Given task: Look through the lines below and extract any with the word "image".

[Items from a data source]
──────

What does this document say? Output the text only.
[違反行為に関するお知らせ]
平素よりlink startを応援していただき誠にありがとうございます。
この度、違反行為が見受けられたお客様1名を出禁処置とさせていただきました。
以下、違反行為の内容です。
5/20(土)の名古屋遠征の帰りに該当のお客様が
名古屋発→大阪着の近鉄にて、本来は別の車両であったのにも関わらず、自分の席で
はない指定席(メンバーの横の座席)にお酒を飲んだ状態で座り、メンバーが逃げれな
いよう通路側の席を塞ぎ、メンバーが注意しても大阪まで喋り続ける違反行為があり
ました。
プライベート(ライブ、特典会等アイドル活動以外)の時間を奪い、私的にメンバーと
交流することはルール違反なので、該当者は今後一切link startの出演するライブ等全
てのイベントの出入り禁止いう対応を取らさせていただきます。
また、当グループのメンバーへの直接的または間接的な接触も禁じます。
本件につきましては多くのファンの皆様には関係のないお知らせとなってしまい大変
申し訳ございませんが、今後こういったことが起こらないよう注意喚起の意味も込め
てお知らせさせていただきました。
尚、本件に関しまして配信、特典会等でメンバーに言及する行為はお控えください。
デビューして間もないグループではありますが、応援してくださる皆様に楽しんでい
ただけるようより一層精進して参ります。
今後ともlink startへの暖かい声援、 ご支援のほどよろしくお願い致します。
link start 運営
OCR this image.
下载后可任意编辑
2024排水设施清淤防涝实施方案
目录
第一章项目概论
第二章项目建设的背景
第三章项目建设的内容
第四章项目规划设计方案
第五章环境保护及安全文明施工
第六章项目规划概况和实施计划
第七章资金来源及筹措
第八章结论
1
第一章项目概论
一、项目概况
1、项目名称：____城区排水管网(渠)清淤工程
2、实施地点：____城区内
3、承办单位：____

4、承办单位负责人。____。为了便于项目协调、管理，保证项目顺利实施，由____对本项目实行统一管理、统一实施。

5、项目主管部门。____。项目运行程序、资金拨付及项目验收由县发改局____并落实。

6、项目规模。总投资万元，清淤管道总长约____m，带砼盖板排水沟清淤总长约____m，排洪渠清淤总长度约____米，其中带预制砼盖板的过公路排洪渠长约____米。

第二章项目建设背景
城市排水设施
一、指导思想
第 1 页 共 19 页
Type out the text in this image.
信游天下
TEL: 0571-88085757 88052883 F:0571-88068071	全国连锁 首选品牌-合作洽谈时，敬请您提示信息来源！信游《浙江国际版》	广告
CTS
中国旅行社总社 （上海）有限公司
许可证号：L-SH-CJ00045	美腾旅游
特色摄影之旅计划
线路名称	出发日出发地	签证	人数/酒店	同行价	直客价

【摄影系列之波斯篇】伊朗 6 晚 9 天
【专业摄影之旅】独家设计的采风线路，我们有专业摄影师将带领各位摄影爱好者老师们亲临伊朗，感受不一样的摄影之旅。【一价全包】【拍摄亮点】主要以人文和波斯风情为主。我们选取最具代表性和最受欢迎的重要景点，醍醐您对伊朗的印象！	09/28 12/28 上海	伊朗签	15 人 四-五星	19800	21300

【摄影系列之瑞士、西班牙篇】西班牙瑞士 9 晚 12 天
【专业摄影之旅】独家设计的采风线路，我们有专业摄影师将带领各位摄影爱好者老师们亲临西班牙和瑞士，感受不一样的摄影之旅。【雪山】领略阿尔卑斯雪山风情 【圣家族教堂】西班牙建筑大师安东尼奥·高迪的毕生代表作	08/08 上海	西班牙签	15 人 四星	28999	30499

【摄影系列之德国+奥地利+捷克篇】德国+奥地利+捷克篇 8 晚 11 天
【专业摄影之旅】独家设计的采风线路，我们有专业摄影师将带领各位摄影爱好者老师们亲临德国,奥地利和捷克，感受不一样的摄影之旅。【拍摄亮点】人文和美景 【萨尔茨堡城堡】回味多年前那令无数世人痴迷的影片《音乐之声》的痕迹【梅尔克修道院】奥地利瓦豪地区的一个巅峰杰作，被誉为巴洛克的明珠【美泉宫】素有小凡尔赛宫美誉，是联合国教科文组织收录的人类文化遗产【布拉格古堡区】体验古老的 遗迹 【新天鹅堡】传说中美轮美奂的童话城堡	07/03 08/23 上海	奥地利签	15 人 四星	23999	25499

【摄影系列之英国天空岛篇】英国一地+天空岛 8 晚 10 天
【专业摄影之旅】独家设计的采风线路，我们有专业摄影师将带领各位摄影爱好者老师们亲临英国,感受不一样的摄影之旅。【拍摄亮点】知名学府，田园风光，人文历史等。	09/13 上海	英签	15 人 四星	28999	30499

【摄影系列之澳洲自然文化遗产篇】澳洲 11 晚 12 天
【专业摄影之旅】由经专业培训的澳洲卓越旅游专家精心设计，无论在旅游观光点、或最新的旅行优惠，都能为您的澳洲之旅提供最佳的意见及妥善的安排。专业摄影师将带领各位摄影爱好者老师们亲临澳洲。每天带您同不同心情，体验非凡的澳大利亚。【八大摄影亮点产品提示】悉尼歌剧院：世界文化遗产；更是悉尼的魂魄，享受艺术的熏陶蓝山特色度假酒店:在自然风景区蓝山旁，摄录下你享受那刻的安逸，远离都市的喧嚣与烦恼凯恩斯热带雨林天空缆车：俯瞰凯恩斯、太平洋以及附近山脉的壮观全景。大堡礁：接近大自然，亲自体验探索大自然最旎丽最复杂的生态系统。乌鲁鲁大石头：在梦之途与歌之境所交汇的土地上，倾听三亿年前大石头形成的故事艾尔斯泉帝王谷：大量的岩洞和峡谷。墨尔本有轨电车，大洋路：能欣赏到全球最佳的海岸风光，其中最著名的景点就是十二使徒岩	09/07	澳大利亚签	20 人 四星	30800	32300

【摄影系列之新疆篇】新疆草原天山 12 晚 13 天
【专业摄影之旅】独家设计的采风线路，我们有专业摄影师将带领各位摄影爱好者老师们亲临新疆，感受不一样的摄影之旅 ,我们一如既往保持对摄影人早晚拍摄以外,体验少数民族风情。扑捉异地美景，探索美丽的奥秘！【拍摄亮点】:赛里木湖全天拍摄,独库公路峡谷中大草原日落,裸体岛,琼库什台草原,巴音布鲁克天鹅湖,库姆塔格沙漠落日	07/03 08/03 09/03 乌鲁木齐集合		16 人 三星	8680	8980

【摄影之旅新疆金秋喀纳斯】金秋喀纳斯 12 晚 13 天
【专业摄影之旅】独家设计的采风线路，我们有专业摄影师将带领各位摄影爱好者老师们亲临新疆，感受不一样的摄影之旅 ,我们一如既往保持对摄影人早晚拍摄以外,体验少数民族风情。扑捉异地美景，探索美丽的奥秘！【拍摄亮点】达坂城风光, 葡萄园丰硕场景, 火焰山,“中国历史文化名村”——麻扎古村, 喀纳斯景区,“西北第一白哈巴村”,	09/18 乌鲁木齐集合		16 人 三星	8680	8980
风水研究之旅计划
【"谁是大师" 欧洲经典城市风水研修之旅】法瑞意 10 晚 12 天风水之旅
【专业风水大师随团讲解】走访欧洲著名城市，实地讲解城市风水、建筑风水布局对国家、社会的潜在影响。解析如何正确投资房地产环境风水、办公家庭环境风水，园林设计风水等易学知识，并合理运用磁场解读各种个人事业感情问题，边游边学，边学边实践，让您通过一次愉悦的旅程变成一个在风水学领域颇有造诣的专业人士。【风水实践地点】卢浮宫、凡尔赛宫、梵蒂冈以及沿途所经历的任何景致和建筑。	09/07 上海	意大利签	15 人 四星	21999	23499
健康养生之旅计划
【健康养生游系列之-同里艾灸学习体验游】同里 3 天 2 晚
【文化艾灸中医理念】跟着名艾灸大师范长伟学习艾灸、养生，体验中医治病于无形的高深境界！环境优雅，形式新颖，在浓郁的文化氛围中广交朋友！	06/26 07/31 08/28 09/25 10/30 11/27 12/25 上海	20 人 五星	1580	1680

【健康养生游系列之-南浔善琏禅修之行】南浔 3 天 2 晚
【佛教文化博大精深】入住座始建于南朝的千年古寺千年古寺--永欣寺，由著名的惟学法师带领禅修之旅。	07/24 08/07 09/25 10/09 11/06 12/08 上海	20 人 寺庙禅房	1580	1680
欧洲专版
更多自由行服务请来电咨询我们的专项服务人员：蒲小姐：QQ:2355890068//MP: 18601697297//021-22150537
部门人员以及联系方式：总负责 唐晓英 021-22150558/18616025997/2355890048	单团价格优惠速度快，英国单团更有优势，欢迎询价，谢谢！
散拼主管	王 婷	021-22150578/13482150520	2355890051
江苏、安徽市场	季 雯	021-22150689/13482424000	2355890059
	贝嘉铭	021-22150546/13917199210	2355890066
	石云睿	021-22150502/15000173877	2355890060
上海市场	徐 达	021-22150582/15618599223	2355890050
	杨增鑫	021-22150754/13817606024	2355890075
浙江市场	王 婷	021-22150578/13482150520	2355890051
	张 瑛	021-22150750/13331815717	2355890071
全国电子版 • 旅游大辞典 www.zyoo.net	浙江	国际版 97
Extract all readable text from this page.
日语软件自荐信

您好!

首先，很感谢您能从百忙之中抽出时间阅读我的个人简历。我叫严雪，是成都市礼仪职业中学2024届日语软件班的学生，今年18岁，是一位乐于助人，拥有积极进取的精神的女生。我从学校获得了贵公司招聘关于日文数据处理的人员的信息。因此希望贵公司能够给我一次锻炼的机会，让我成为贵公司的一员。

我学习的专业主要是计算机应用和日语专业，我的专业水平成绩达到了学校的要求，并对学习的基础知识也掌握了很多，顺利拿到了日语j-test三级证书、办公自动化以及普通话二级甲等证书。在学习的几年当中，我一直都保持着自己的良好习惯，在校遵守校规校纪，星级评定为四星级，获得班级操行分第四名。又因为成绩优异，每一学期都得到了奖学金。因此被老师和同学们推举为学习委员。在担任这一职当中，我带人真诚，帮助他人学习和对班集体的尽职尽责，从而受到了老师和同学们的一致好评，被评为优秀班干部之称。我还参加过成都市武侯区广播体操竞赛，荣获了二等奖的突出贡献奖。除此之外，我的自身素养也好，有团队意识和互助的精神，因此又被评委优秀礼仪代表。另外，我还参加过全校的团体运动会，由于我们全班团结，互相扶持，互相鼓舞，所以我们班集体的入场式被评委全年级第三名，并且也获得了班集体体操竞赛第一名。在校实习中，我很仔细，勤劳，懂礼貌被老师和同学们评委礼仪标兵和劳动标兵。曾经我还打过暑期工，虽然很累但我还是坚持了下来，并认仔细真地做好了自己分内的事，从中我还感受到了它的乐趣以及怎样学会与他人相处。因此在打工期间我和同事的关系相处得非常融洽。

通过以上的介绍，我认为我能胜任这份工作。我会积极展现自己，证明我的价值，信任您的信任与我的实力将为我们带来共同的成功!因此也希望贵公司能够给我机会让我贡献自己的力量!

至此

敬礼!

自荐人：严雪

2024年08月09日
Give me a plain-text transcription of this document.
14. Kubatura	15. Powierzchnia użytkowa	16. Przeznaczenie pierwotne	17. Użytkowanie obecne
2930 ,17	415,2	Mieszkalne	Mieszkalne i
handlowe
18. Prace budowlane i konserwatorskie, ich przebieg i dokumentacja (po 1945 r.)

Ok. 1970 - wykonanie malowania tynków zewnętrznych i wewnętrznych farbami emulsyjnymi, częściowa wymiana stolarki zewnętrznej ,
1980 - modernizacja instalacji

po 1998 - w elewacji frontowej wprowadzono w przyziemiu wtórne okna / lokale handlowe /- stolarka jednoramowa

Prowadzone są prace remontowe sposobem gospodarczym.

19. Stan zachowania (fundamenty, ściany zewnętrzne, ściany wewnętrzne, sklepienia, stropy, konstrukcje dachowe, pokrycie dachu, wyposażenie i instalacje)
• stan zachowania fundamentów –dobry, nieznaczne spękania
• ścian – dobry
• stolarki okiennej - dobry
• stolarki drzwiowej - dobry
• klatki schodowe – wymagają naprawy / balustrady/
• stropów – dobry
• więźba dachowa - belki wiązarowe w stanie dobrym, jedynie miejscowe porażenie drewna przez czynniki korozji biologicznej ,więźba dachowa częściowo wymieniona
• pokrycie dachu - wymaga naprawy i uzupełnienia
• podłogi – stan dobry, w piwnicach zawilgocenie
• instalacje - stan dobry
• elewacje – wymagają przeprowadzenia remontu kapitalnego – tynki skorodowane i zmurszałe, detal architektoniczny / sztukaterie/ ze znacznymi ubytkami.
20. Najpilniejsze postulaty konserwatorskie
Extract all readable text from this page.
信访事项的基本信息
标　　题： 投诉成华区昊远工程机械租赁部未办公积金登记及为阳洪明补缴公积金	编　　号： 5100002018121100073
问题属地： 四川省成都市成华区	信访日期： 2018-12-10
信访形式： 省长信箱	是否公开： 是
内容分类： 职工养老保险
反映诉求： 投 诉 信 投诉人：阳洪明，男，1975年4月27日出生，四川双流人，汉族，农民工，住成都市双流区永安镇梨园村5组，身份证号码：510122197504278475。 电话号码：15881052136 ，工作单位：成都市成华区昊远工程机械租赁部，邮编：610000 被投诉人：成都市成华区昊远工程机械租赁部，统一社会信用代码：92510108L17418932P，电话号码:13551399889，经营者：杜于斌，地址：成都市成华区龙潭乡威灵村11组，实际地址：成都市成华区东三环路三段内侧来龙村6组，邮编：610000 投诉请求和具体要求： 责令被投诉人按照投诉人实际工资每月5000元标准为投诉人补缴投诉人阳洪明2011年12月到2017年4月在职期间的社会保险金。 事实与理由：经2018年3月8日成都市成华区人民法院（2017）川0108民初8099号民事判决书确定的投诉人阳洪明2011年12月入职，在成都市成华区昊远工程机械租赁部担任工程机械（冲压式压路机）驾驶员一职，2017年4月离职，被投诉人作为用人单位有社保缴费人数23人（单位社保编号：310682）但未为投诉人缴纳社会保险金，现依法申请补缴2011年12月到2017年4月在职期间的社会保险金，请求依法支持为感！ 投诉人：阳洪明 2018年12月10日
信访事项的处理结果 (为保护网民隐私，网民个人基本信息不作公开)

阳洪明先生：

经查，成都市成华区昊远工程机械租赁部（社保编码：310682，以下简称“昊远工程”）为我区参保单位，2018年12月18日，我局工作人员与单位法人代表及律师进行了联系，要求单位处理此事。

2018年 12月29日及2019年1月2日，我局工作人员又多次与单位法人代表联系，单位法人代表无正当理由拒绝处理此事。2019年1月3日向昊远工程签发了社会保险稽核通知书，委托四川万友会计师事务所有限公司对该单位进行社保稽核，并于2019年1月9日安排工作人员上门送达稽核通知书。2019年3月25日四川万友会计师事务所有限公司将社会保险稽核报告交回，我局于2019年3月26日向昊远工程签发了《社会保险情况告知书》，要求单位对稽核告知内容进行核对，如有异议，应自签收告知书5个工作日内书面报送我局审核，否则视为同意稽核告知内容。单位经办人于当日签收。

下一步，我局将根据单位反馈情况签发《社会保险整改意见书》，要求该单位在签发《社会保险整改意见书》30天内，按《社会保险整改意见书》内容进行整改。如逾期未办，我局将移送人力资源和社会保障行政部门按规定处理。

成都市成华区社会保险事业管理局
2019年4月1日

──────

Answer:
OCR this image.
Type out the text in this image.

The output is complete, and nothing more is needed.